◆ What is asked ◆
Reproduce every one of the following entries verbatim, line for line, with no alterations.

[BEGIN]

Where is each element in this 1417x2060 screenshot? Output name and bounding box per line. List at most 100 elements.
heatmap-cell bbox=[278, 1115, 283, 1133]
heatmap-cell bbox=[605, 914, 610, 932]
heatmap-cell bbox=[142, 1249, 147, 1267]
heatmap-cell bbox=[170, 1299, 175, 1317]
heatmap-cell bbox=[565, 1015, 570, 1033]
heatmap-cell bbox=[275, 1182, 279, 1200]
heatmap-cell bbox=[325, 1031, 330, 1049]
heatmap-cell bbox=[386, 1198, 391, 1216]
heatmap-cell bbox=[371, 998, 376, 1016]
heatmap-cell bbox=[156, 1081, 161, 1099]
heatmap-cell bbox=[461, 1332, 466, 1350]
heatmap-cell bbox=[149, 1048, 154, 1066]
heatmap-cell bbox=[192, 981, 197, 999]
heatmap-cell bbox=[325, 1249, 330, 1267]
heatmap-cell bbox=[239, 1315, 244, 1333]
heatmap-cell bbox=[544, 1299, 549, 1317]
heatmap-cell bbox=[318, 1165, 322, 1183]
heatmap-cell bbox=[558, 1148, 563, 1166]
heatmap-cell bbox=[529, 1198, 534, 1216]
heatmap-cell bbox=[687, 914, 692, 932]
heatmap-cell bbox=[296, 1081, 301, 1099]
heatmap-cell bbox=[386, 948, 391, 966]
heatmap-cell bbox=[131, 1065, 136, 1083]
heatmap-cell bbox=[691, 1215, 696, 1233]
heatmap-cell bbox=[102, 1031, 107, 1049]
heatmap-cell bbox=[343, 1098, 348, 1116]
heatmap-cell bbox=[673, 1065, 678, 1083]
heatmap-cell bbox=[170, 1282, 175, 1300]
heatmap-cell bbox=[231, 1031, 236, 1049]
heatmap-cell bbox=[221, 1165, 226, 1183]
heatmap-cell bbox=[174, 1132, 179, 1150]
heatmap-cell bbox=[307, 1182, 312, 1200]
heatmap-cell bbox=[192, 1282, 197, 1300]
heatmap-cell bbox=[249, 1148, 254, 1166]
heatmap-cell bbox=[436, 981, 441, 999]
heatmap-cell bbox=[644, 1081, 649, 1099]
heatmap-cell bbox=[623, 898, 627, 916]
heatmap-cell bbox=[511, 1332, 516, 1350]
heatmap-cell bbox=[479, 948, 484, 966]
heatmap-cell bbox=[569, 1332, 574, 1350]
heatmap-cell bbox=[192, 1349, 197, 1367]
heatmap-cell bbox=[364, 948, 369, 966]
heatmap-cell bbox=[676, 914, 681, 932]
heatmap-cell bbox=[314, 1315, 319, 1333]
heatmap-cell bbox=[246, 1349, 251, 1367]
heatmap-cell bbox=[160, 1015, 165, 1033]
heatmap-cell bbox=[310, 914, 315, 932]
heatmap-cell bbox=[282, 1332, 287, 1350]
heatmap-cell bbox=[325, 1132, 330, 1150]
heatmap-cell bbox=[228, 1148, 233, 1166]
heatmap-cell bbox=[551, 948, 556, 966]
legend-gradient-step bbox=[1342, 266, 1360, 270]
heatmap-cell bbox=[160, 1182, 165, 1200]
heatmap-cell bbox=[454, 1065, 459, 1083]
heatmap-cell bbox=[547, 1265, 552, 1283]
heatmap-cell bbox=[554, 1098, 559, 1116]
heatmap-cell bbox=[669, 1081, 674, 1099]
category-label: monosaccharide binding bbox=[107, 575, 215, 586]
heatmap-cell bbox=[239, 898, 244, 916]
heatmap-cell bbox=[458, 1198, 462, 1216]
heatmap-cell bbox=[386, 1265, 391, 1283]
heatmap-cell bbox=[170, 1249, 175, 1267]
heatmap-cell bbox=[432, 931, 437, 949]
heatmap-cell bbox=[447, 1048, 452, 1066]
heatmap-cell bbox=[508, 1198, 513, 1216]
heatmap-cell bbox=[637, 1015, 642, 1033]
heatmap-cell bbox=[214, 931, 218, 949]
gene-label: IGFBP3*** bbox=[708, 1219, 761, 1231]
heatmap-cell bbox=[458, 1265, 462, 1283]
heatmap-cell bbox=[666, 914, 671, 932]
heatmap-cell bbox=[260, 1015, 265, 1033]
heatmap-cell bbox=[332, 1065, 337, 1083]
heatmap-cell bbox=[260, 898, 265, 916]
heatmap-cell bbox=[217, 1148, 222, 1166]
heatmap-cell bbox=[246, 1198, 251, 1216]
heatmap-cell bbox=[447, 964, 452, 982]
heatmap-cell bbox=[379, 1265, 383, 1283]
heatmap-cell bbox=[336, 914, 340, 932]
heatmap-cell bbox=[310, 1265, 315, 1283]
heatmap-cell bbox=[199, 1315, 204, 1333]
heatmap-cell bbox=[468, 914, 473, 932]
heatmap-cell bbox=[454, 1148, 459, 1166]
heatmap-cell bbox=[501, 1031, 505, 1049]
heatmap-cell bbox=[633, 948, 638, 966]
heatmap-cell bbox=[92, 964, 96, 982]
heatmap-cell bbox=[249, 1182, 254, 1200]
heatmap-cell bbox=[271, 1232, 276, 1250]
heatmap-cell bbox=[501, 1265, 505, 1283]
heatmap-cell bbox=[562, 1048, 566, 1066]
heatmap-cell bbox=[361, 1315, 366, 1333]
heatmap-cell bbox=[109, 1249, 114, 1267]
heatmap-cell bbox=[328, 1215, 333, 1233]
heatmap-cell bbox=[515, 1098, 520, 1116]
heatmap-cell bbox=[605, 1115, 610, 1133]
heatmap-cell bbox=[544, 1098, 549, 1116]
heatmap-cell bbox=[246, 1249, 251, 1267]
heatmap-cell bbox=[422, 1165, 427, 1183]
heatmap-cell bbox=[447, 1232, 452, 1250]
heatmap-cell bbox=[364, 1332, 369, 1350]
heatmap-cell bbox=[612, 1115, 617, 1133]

[END]

◆ Solution for this task ◆
Where is each element in this 1417x2060 screenshot? Output name and bounding box per line. List at most 100 elements.
heatmap-cell bbox=[278, 1115, 283, 1133]
heatmap-cell bbox=[605, 914, 610, 932]
heatmap-cell bbox=[142, 1249, 147, 1267]
heatmap-cell bbox=[170, 1299, 175, 1317]
heatmap-cell bbox=[565, 1015, 570, 1033]
heatmap-cell bbox=[275, 1182, 279, 1200]
heatmap-cell bbox=[325, 1031, 330, 1049]
heatmap-cell bbox=[386, 1198, 391, 1216]
heatmap-cell bbox=[371, 998, 376, 1016]
heatmap-cell bbox=[156, 1081, 161, 1099]
heatmap-cell bbox=[461, 1332, 466, 1350]
heatmap-cell bbox=[149, 1048, 154, 1066]
heatmap-cell bbox=[192, 981, 197, 999]
heatmap-cell bbox=[325, 1249, 330, 1267]
heatmap-cell bbox=[239, 1315, 244, 1333]
heatmap-cell bbox=[544, 1299, 549, 1317]
heatmap-cell bbox=[318, 1165, 322, 1183]
heatmap-cell bbox=[558, 1148, 563, 1166]
heatmap-cell bbox=[529, 1198, 534, 1216]
heatmap-cell bbox=[687, 914, 692, 932]
heatmap-cell bbox=[296, 1081, 301, 1099]
heatmap-cell bbox=[386, 948, 391, 966]
heatmap-cell bbox=[131, 1065, 136, 1083]
heatmap-cell bbox=[691, 1215, 696, 1233]
heatmap-cell bbox=[102, 1031, 107, 1049]
heatmap-cell bbox=[343, 1098, 348, 1116]
heatmap-cell bbox=[673, 1065, 678, 1083]
heatmap-cell bbox=[170, 1282, 175, 1300]
heatmap-cell bbox=[231, 1031, 236, 1049]
heatmap-cell bbox=[221, 1165, 226, 1183]
heatmap-cell bbox=[174, 1132, 179, 1150]
heatmap-cell bbox=[307, 1182, 312, 1200]
heatmap-cell bbox=[192, 1282, 197, 1300]
heatmap-cell bbox=[249, 1148, 254, 1166]
heatmap-cell bbox=[436, 981, 441, 999]
heatmap-cell bbox=[644, 1081, 649, 1099]
heatmap-cell bbox=[623, 898, 627, 916]
heatmap-cell bbox=[511, 1332, 516, 1350]
heatmap-cell bbox=[479, 948, 484, 966]
heatmap-cell bbox=[569, 1332, 574, 1350]
heatmap-cell bbox=[192, 1349, 197, 1367]
heatmap-cell bbox=[364, 948, 369, 966]
heatmap-cell bbox=[676, 914, 681, 932]
heatmap-cell bbox=[314, 1315, 319, 1333]
heatmap-cell bbox=[246, 1349, 251, 1367]
heatmap-cell bbox=[160, 1015, 165, 1033]
heatmap-cell bbox=[310, 914, 315, 932]
heatmap-cell bbox=[282, 1332, 287, 1350]
heatmap-cell bbox=[325, 1132, 330, 1150]
heatmap-cell bbox=[228, 1148, 233, 1166]
heatmap-cell bbox=[551, 948, 556, 966]
legend-gradient-step bbox=[1342, 266, 1360, 270]
heatmap-cell bbox=[160, 1182, 165, 1200]
heatmap-cell bbox=[454, 1065, 459, 1083]
heatmap-cell bbox=[547, 1265, 552, 1283]
heatmap-cell bbox=[554, 1098, 559, 1116]
heatmap-cell bbox=[669, 1081, 674, 1099]
category-label: monosaccharide binding bbox=[107, 575, 215, 586]
heatmap-cell bbox=[239, 898, 244, 916]
heatmap-cell bbox=[458, 1198, 462, 1216]
heatmap-cell bbox=[386, 1265, 391, 1283]
heatmap-cell bbox=[170, 1249, 175, 1267]
heatmap-cell bbox=[432, 931, 437, 949]
heatmap-cell bbox=[447, 1048, 452, 1066]
heatmap-cell bbox=[508, 1198, 513, 1216]
heatmap-cell bbox=[637, 1015, 642, 1033]
heatmap-cell bbox=[214, 931, 218, 949]
gene-label: IGFBP3*** bbox=[708, 1219, 761, 1231]
heatmap-cell bbox=[458, 1265, 462, 1283]
heatmap-cell bbox=[666, 914, 671, 932]
heatmap-cell bbox=[260, 1015, 265, 1033]
heatmap-cell bbox=[332, 1065, 337, 1083]
heatmap-cell bbox=[260, 898, 265, 916]
heatmap-cell bbox=[217, 1148, 222, 1166]
heatmap-cell bbox=[246, 1198, 251, 1216]
heatmap-cell bbox=[447, 964, 452, 982]
heatmap-cell bbox=[379, 1265, 383, 1283]
heatmap-cell bbox=[336, 914, 340, 932]
heatmap-cell bbox=[310, 1265, 315, 1283]
heatmap-cell bbox=[199, 1315, 204, 1333]
heatmap-cell bbox=[468, 914, 473, 932]
heatmap-cell bbox=[454, 1148, 459, 1166]
heatmap-cell bbox=[501, 1031, 505, 1049]
heatmap-cell bbox=[633, 948, 638, 966]
heatmap-cell bbox=[92, 964, 96, 982]
heatmap-cell bbox=[249, 1182, 254, 1200]
heatmap-cell bbox=[271, 1232, 276, 1250]
heatmap-cell bbox=[501, 1265, 505, 1283]
heatmap-cell bbox=[562, 1048, 566, 1066]
heatmap-cell bbox=[361, 1315, 366, 1333]
heatmap-cell bbox=[109, 1249, 114, 1267]
heatmap-cell bbox=[328, 1215, 333, 1233]
heatmap-cell bbox=[515, 1098, 520, 1116]
heatmap-cell bbox=[605, 1115, 610, 1133]
heatmap-cell bbox=[544, 1098, 549, 1116]
heatmap-cell bbox=[246, 1249, 251, 1267]
heatmap-cell bbox=[422, 1165, 427, 1183]
heatmap-cell bbox=[447, 1232, 452, 1250]
heatmap-cell bbox=[364, 1332, 369, 1350]
heatmap-cell bbox=[612, 1115, 617, 1133]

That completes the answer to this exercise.